§ **Problem to solve**: Tally the lines of the entries below that hold the word "Share", and please give only the total.

(App and web page records)
****************************************

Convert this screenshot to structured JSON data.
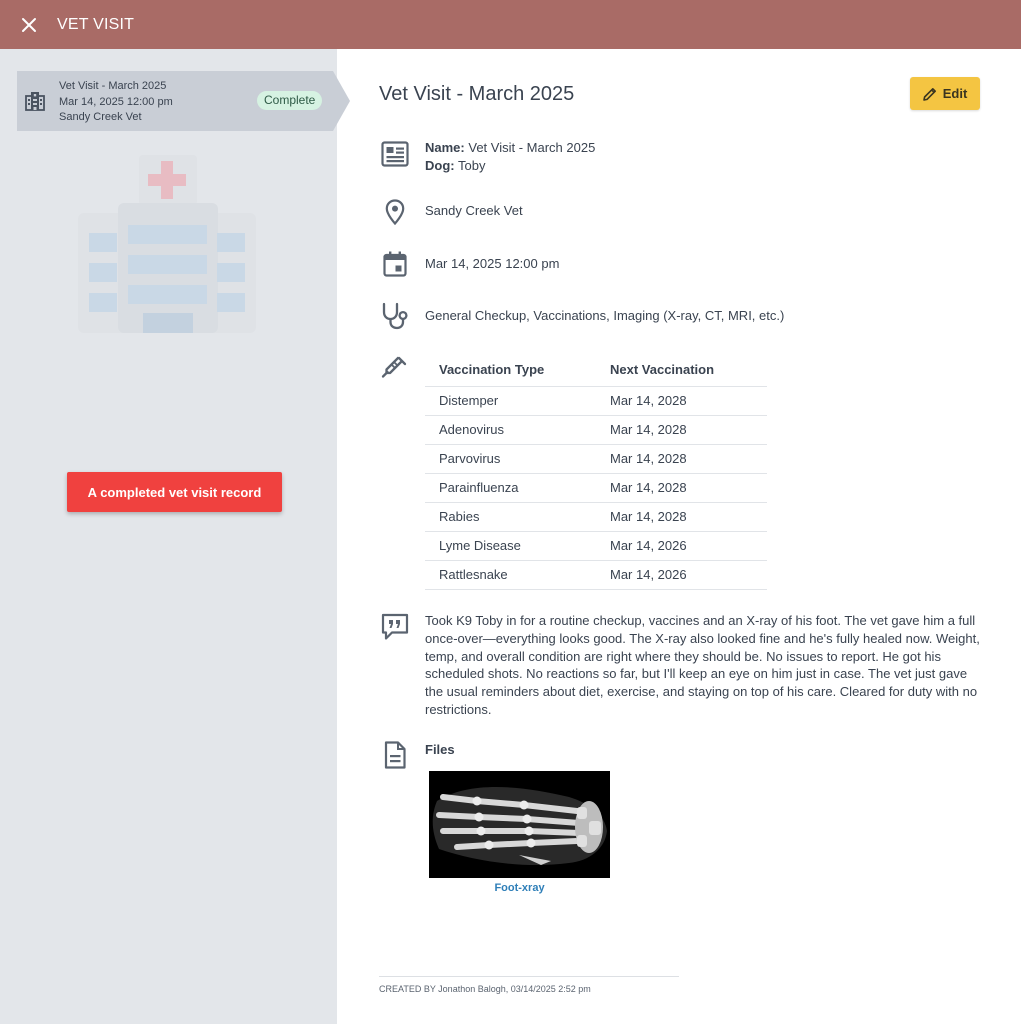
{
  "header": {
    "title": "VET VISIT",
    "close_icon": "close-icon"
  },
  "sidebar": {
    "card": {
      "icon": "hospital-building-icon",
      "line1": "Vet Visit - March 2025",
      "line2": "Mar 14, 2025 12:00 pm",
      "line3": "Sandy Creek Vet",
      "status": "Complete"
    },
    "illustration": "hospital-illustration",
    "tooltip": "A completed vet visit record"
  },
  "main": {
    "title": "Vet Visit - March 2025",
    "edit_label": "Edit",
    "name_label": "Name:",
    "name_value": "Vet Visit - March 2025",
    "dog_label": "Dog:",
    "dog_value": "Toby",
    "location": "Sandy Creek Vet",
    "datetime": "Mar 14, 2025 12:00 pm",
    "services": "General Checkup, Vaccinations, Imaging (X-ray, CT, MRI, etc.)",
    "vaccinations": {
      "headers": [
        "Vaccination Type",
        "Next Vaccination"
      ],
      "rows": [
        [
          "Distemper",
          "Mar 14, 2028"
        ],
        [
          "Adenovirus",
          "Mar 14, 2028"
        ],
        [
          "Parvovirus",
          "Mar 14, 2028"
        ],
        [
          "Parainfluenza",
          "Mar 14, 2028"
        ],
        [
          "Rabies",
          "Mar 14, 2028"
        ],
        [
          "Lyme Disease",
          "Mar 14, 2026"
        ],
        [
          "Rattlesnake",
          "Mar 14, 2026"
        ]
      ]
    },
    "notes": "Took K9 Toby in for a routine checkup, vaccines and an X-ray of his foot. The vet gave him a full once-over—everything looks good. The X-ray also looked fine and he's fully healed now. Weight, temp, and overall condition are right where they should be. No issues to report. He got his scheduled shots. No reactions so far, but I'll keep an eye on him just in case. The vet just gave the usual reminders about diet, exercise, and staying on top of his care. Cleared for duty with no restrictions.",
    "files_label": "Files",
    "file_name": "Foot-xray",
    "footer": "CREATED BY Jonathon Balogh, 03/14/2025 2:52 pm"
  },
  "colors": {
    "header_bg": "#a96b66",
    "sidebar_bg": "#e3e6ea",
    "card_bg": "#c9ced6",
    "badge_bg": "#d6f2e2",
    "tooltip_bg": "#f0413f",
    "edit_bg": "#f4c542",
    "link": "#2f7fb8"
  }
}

****************************************

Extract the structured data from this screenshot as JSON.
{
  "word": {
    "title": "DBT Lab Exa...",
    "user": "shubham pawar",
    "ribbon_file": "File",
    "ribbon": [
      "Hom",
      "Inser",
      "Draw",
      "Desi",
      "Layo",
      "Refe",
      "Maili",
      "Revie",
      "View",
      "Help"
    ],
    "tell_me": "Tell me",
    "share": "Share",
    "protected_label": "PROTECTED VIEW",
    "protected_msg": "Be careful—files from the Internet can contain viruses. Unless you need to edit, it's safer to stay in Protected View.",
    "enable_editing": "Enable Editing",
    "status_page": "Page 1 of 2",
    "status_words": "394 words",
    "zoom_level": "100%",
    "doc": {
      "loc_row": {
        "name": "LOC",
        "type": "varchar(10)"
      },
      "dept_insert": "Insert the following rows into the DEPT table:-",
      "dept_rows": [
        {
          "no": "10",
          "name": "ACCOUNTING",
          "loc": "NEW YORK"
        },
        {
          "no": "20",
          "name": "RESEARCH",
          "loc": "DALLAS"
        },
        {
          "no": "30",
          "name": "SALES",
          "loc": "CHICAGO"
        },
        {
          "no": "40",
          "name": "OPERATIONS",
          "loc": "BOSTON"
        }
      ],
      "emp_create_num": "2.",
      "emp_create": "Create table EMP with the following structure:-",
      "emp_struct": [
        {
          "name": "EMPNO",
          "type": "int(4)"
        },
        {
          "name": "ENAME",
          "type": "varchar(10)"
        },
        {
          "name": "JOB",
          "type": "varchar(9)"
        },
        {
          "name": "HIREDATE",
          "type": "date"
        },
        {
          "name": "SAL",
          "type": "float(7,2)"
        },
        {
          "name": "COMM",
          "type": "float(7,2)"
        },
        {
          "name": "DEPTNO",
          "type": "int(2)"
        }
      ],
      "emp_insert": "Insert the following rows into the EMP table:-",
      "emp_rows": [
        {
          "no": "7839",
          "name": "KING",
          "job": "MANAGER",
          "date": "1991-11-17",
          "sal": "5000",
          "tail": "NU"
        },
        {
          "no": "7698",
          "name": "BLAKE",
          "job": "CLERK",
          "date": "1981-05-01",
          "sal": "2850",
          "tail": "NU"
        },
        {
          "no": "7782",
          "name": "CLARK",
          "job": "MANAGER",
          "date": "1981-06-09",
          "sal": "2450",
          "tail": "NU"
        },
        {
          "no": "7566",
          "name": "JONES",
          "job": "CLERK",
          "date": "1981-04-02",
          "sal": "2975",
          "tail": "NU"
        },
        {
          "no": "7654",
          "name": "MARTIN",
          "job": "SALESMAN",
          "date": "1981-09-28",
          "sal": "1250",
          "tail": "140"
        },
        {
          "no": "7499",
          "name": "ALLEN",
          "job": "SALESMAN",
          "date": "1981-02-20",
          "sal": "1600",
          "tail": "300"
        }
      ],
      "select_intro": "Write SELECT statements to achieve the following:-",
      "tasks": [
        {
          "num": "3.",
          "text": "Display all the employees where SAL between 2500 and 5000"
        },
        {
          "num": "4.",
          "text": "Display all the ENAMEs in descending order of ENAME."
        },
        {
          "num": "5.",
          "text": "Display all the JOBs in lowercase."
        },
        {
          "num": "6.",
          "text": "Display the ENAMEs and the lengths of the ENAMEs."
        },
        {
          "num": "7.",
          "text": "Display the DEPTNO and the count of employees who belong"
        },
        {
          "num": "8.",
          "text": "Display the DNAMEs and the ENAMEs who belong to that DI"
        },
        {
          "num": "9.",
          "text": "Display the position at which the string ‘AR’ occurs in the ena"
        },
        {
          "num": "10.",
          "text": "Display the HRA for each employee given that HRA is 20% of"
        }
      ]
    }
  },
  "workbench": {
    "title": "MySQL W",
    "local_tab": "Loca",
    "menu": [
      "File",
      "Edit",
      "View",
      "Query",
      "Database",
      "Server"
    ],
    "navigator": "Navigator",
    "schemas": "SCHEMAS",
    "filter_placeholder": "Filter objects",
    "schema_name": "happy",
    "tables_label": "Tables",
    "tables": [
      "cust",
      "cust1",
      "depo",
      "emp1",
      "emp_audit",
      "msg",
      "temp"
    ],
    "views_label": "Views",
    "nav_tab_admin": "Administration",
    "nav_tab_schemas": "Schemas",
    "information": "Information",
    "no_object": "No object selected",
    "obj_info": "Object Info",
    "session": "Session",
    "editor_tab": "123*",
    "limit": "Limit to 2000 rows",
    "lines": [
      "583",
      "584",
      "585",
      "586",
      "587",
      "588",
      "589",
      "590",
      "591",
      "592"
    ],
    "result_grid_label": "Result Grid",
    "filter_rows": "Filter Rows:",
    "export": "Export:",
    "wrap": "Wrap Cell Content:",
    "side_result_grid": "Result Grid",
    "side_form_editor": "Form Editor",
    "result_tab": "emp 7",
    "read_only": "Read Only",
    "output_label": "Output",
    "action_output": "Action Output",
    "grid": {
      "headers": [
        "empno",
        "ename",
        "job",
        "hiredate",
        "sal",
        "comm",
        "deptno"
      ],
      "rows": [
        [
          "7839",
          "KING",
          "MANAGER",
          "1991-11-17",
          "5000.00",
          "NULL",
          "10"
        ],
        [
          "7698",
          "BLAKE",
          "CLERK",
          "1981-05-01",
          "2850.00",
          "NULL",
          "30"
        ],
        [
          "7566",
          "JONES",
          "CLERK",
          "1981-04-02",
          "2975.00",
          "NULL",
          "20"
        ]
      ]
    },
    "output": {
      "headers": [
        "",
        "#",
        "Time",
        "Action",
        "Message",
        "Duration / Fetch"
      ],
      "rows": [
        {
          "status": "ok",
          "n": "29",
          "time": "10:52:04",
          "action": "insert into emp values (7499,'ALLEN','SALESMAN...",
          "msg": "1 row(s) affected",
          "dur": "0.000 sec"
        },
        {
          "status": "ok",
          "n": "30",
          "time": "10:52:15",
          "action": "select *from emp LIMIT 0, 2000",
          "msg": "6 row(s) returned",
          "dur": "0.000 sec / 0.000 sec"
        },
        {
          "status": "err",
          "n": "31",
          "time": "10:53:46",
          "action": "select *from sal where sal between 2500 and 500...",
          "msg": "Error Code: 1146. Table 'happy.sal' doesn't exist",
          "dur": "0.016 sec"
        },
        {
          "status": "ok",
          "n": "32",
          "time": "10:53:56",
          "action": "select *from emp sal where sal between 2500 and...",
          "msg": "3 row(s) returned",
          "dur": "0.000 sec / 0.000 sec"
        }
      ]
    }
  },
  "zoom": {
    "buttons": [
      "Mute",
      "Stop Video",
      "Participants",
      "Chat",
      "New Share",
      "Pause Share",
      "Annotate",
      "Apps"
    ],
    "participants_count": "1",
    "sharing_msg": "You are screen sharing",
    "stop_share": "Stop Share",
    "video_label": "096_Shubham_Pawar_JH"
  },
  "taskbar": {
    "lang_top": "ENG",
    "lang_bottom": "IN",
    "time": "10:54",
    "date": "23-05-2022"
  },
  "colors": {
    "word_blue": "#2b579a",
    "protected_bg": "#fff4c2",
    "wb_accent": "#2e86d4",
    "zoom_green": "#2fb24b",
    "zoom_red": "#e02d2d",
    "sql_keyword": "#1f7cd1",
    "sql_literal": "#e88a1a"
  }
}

****************************************

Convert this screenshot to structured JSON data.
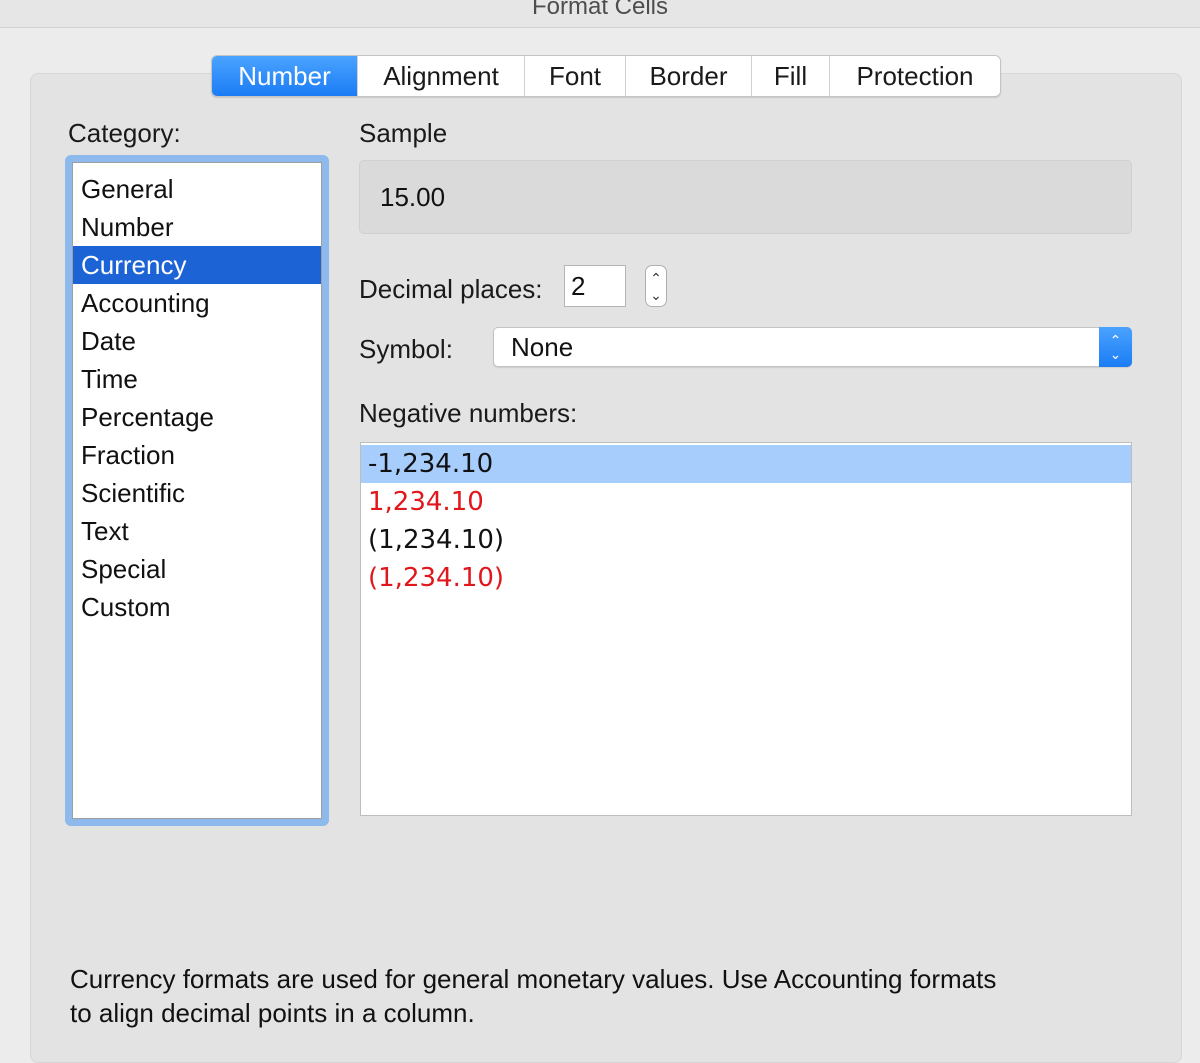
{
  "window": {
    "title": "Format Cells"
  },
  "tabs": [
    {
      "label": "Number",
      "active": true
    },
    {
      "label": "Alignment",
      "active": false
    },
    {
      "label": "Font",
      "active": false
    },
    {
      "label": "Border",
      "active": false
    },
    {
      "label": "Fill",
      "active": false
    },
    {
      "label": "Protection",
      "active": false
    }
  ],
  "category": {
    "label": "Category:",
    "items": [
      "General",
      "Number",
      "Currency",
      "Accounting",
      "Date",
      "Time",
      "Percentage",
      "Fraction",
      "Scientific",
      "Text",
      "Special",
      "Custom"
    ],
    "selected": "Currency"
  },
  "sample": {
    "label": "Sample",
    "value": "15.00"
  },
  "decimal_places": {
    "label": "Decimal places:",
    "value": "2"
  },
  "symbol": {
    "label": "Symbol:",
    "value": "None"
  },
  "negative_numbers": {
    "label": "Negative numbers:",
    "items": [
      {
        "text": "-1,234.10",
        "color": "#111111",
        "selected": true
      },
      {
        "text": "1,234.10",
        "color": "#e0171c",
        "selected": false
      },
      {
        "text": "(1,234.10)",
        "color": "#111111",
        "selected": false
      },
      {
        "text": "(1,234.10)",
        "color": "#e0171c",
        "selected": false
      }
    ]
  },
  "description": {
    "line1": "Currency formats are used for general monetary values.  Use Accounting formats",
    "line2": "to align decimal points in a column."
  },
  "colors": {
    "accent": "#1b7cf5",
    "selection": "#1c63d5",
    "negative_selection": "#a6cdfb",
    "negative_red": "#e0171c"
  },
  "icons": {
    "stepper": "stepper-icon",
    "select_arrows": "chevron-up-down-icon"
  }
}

****************************************

§ **Written response**: 4